** REQUIREMENT **
Rewrite the lines of the material below as a numbered list, from the first line through the one containing "theta-e-contour-label-box <box>407 531", that line included. Leave out any blank lines.

Listings of box coordinates
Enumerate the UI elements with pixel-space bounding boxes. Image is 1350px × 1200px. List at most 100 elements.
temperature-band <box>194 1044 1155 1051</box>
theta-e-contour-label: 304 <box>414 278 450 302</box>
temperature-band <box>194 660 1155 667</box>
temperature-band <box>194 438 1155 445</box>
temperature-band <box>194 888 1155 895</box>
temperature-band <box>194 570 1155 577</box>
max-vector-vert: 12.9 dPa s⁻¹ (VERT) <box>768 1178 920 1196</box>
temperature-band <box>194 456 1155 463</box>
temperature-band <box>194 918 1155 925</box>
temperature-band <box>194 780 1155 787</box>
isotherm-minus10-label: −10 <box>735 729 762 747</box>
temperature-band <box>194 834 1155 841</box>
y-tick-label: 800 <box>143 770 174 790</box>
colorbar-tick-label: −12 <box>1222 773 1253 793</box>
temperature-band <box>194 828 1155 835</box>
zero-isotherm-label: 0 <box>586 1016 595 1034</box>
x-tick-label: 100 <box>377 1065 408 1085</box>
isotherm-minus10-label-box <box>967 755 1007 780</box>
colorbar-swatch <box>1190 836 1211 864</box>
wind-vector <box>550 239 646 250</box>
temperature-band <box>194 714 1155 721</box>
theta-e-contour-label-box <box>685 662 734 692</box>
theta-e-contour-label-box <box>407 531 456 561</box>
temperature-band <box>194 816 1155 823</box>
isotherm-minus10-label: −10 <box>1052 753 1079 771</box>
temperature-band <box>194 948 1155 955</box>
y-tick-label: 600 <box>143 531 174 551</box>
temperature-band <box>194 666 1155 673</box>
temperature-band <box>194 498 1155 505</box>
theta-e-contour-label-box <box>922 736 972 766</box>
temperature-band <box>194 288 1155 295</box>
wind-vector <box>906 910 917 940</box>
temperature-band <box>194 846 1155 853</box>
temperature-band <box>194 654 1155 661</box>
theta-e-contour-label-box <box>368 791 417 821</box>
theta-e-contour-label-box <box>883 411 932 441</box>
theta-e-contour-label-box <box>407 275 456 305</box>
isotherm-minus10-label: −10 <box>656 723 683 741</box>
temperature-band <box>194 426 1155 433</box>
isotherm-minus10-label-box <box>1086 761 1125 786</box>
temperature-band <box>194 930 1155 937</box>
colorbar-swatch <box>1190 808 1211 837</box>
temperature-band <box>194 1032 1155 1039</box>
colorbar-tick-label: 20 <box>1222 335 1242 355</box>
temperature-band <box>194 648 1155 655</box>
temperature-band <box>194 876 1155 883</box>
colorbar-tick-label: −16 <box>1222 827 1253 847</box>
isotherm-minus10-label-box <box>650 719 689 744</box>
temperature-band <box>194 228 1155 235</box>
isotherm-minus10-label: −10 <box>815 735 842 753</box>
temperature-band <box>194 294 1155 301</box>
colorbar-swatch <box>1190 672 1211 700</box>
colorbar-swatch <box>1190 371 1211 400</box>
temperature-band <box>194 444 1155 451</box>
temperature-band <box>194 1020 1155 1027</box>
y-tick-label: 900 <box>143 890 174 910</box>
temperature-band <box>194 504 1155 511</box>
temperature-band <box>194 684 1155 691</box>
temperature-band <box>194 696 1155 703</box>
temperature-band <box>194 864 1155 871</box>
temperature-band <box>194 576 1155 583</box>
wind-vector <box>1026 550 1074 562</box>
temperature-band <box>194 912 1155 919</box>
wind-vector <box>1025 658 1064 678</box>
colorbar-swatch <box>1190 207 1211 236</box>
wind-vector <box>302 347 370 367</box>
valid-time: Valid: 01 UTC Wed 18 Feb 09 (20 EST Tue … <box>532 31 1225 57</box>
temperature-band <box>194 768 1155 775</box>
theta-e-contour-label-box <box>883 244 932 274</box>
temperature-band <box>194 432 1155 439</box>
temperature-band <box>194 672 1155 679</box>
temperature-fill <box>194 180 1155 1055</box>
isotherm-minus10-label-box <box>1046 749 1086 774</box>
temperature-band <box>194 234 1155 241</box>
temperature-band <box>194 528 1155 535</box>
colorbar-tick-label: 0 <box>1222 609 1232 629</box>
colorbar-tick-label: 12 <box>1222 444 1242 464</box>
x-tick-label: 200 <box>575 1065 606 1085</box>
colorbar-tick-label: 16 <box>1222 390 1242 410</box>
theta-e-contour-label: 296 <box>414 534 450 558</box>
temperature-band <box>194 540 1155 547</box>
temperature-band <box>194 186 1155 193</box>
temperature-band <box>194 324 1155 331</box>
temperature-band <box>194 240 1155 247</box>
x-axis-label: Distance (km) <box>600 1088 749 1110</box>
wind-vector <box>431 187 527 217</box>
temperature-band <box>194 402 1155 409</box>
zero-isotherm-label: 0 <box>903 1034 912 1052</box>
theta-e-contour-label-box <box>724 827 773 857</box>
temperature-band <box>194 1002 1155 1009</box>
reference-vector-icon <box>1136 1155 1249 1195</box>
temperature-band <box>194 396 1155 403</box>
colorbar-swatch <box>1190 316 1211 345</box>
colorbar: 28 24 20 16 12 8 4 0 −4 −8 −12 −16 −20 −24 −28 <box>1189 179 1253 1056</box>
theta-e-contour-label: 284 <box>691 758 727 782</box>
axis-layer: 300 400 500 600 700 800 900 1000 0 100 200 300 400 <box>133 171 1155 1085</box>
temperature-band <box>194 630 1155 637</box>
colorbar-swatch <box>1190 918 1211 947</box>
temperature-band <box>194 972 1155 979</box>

** REPLY **
1. Enumerate the UI elements with pixel-space bounding boxes. Image is 1350px × 1200px. List at most 100 elements.
2. temperature-band <box>194 1044 1155 1051</box>
3. theta-e-contour-label: 304 <box>414 278 450 302</box>
4. temperature-band <box>194 660 1155 667</box>
5. temperature-band <box>194 438 1155 445</box>
6. temperature-band <box>194 888 1155 895</box>
7. temperature-band <box>194 570 1155 577</box>
8. max-vector-vert: 12.9 dPa s⁻¹ (VERT) <box>768 1178 920 1196</box>
9. temperature-band <box>194 456 1155 463</box>
10. temperature-band <box>194 918 1155 925</box>
11. temperature-band <box>194 780 1155 787</box>
12. isotherm-minus10-label: −10 <box>735 729 762 747</box>
13. temperature-band <box>194 834 1155 841</box>
14. y-tick-label: 800 <box>143 770 174 790</box>
15. colorbar-tick-label: −12 <box>1222 773 1253 793</box>
16. temperature-band <box>194 828 1155 835</box>
17. zero-isotherm-label: 0 <box>586 1016 595 1034</box>
18. x-tick-label: 100 <box>377 1065 408 1085</box>
19. isotherm-minus10-label-box <box>967 755 1007 780</box>
20. colorbar-swatch <box>1190 836 1211 864</box>
21. wind-vector <box>550 239 646 250</box>
22. temperature-band <box>194 714 1155 721</box>
23. theta-e-contour-label-box <box>685 662 734 692</box>
24. theta-e-contour-label-box <box>407 531 456 561</box>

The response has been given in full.